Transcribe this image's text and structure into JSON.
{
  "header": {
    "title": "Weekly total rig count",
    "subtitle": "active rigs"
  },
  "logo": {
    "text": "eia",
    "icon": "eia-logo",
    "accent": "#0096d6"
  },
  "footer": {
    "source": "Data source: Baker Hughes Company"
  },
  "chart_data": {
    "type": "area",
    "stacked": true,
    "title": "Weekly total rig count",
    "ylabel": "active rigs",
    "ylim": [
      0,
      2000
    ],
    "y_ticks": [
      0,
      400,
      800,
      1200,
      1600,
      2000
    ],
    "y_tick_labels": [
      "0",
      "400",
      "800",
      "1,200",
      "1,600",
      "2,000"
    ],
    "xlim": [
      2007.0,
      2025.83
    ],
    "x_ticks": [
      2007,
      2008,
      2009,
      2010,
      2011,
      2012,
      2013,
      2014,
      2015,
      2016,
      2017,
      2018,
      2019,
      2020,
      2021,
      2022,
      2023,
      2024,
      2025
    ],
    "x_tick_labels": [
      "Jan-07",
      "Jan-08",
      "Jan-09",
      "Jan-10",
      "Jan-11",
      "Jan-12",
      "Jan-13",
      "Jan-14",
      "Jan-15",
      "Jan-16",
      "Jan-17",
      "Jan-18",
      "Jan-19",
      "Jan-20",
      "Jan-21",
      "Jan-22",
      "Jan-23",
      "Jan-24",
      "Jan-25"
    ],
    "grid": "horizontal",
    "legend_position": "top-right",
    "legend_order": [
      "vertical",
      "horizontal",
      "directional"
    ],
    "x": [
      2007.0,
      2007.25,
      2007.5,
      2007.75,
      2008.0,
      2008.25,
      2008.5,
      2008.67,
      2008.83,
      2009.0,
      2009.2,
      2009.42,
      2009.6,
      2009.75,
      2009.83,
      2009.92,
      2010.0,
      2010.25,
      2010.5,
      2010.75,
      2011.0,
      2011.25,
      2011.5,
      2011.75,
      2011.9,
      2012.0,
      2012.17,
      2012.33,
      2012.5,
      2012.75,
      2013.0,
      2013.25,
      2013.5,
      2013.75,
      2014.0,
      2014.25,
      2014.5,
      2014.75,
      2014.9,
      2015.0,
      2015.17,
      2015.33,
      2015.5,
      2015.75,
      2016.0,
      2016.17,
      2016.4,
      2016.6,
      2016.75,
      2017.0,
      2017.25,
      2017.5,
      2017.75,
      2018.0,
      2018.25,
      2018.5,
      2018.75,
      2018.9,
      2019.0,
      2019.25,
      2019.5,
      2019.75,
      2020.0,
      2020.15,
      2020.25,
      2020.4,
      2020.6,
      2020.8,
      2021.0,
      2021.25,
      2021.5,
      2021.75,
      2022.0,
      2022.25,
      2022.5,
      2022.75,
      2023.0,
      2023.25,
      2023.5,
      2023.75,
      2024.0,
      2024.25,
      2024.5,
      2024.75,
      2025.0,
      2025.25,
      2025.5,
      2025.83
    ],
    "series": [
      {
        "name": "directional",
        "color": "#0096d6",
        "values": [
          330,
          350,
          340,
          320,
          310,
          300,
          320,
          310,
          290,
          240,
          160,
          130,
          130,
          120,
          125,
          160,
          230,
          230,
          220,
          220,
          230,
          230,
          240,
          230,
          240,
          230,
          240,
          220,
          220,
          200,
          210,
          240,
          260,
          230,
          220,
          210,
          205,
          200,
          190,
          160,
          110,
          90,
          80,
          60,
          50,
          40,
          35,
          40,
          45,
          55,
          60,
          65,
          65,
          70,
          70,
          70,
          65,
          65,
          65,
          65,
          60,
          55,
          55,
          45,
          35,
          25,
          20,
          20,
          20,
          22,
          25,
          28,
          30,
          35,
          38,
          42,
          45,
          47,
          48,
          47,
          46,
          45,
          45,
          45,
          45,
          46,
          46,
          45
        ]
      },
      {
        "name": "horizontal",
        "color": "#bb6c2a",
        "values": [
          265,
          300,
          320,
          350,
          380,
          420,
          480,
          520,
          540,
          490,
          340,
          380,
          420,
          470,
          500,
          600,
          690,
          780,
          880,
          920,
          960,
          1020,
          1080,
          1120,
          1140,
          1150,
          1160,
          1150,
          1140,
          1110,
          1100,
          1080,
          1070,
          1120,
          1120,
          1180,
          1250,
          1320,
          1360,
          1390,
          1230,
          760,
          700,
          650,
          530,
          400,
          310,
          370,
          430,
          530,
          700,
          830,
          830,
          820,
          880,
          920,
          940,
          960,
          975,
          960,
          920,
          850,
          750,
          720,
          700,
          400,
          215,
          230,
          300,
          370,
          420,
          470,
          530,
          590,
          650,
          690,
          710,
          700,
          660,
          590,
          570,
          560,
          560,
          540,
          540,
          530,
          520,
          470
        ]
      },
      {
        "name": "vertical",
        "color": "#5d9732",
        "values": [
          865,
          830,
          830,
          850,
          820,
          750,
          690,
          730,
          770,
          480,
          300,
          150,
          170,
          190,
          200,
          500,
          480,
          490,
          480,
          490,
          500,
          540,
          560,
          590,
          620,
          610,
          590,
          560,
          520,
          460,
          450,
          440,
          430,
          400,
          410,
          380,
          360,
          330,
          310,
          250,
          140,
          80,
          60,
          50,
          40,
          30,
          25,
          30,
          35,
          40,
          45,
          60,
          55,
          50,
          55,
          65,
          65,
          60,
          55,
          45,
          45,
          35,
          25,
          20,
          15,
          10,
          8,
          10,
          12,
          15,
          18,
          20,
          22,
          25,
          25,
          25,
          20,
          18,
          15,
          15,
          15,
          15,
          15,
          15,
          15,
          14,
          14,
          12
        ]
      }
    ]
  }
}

▶ Goal
Repeat each entry word for word.

▶ The reply
Transcribe this image's text and structure into JSON.
{
  "header": {
    "title": "Weekly total rig count",
    "subtitle": "active rigs"
  },
  "logo": {
    "text": "eia",
    "icon": "eia-logo",
    "accent": "#0096d6"
  },
  "footer": {
    "source": "Data source: Baker Hughes Company"
  },
  "chart_data": {
    "type": "area",
    "stacked": true,
    "title": "Weekly total rig count",
    "ylabel": "active rigs",
    "ylim": [
      0,
      2000
    ],
    "y_ticks": [
      0,
      400,
      800,
      1200,
      1600,
      2000
    ],
    "y_tick_labels": [
      "0",
      "400",
      "800",
      "1,200",
      "1,600",
      "2,000"
    ],
    "xlim": [
      2007.0,
      2025.83
    ],
    "x_ticks": [
      2007,
      2008,
      2009,
      2010,
      2011,
      2012,
      2013,
      2014,
      2015,
      2016,
      2017,
      2018,
      2019,
      2020,
      2021,
      2022,
      2023,
      2024,
      2025
    ],
    "x_tick_labels": [
      "Jan-07",
      "Jan-08",
      "Jan-09",
      "Jan-10",
      "Jan-11",
      "Jan-12",
      "Jan-13",
      "Jan-14",
      "Jan-15",
      "Jan-16",
      "Jan-17",
      "Jan-18",
      "Jan-19",
      "Jan-20",
      "Jan-21",
      "Jan-22",
      "Jan-23",
      "Jan-24",
      "Jan-25"
    ],
    "grid": "horizontal",
    "legend_position": "top-right",
    "legend_order": [
      "vertical",
      "horizontal",
      "directional"
    ],
    "x": [
      2007.0,
      2007.25,
      2007.5,
      2007.75,
      2008.0,
      2008.25,
      2008.5,
      2008.67,
      2008.83,
      2009.0,
      2009.2,
      2009.42,
      2009.6,
      2009.75,
      2009.83,
      2009.92,
      2010.0,
      2010.25,
      2010.5,
      2010.75,
      2011.0,
      2011.25,
      2011.5,
      2011.75,
      2011.9,
      2012.0,
      2012.17,
      2012.33,
      2012.5,
      2012.75,
      2013.0,
      2013.25,
      2013.5,
      2013.75,
      2014.0,
      2014.25,
      2014.5,
      2014.75,
      2014.9,
      2015.0,
      2015.17,
      2015.33,
      2015.5,
      2015.75,
      2016.0,
      2016.17,
      2016.4,
      2016.6,
      2016.75,
      2017.0,
      2017.25,
      2017.5,
      2017.75,
      2018.0,
      2018.25,
      2018.5,
      2018.75,
      2018.9,
      2019.0,
      2019.25,
      2019.5,
      2019.75,
      2020.0,
      2020.15,
      2020.25,
      2020.4,
      2020.6,
      2020.8,
      2021.0,
      2021.25,
      2021.5,
      2021.75,
      2022.0,
      2022.25,
      2022.5,
      2022.75,
      2023.0,
      2023.25,
      2023.5,
      2023.75,
      2024.0,
      2024.25,
      2024.5,
      2024.75,
      2025.0,
      2025.25,
      2025.5,
      2025.83
    ],
    "series": [
      {
        "name": "directional",
        "color": "#0096d6",
        "values": [
          330,
          350,
          340,
          320,
          310,
          300,
          320,
          310,
          290,
          240,
          160,
          130,
          130,
          120,
          125,
          160,
          230,
          230,
          220,
          220,
          230,
          230,
          240,
          230,
          240,
          230,
          240,
          220,
          220,
          200,
          210,
          240,
          260,
          230,
          220,
          210,
          205,
          200,
          190,
          160,
          110,
          90,
          80,
          60,
          50,
          40,
          35,
          40,
          45,
          55,
          60,
          65,
          65,
          70,
          70,
          70,
          65,
          65,
          65,
          65,
          60,
          55,
          55,
          45,
          35,
          25,
          20,
          20,
          20,
          22,
          25,
          28,
          30,
          35,
          38,
          42,
          45,
          47,
          48,
          47,
          46,
          45,
          45,
          45,
          45,
          46,
          46,
          45
        ]
      },
      {
        "name": "horizontal",
        "color": "#bb6c2a",
        "values": [
          265,
          300,
          320,
          350,
          380,
          420,
          480,
          520,
          540,
          490,
          340,
          380,
          420,
          470,
          500,
          600,
          690,
          780,
          880,
          920,
          960,
          1020,
          1080,
          1120,
          1140,
          1150,
          1160,
          1150,
          1140,
          1110,
          1100,
          1080,
          1070,
          1120,
          1120,
          1180,
          1250,
          1320,
          1360,
          1390,
          1230,
          760,
          700,
          650,
          530,
          400,
          310,
          370,
          430,
          530,
          700,
          830,
          830,
          820,
          880,
          920,
          940,
          960,
          975,
          960,
          920,
          850,
          750,
          720,
          700,
          400,
          215,
          230,
          300,
          370,
          420,
          470,
          530,
          590,
          650,
          690,
          710,
          700,
          660,
          590,
          570,
          560,
          560,
          540,
          540,
          530,
          520,
          470
        ]
      },
      {
        "name": "vertical",
        "color": "#5d9732",
        "values": [
          865,
          830,
          830,
          850,
          820,
          750,
          690,
          730,
          770,
          480,
          300,
          150,
          170,
          190,
          200,
          500,
          480,
          490,
          480,
          490,
          500,
          540,
          560,
          590,
          620,
          610,
          590,
          560,
          520,
          460,
          450,
          440,
          430,
          400,
          410,
          380,
          360,
          330,
          310,
          250,
          140,
          80,
          60,
          50,
          40,
          30,
          25,
          30,
          35,
          40,
          45,
          60,
          55,
          50,
          55,
          65,
          65,
          60,
          55,
          45,
          45,
          35,
          25,
          20,
          15,
          10,
          8,
          10,
          12,
          15,
          18,
          20,
          22,
          25,
          25,
          25,
          20,
          18,
          15,
          15,
          15,
          15,
          15,
          15,
          15,
          14,
          14,
          12
        ]
      }
    ]
  }
}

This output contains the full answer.